Task instructions — Pull out every line below that holds the word "民营经济高质量发展的现实障碍与破解路径".

** start of Information given **

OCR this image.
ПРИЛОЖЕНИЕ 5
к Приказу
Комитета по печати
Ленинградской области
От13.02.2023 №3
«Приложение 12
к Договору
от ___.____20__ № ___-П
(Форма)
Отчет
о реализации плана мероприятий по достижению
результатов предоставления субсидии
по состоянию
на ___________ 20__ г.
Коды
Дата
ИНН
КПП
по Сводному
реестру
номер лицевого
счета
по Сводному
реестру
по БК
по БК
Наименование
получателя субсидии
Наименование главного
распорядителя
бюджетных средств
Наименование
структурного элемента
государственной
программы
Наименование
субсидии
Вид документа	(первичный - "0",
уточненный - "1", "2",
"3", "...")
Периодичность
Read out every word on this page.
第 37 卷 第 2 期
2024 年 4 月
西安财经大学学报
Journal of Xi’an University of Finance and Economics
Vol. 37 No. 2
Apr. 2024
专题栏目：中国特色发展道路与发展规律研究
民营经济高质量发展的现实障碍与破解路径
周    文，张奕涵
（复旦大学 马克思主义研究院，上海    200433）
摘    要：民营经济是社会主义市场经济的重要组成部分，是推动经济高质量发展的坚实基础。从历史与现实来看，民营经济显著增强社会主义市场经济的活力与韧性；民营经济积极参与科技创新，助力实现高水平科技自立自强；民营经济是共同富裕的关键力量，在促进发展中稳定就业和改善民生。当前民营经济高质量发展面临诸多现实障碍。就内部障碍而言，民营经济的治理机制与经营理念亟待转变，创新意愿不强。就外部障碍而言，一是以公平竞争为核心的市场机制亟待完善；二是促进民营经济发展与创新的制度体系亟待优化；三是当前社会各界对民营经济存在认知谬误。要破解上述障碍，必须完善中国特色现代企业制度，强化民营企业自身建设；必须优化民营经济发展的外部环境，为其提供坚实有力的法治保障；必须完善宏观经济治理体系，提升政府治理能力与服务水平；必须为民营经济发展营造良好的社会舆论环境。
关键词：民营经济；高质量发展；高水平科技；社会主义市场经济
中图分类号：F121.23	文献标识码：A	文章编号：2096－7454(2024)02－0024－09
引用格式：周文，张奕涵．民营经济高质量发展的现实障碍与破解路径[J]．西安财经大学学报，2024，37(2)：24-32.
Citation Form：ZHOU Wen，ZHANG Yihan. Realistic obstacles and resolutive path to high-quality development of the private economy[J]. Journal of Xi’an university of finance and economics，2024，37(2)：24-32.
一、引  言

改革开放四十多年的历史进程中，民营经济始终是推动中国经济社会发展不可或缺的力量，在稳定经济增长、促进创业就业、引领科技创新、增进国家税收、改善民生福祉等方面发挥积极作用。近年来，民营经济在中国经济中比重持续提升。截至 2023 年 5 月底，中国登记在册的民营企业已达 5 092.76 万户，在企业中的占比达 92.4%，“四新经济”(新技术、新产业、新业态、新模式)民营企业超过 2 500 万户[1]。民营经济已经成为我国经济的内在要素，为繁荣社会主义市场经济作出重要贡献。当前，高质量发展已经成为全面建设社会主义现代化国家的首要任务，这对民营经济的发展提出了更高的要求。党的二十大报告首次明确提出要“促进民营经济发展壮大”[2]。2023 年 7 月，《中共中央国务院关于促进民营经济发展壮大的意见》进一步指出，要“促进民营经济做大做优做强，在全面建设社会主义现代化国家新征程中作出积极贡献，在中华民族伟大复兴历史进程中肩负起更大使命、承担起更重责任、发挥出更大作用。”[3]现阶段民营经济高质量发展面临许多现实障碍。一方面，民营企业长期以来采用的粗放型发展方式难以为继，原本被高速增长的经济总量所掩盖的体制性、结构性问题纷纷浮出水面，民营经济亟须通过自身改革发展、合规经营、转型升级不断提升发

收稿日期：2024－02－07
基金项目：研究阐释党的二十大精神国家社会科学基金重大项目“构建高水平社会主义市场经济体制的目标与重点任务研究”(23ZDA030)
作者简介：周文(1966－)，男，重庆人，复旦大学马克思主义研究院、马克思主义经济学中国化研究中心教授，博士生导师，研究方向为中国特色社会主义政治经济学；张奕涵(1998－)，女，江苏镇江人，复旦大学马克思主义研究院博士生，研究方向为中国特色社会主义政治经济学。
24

** end of Information given **

Final answer —
民营经济高质量发展的现实障碍与破解路径
引用格式：周文，张奕涵．民营经济高质量发展的现实障碍与破解路径[J]．西安财经大学学报，2024，37(2)：24-32.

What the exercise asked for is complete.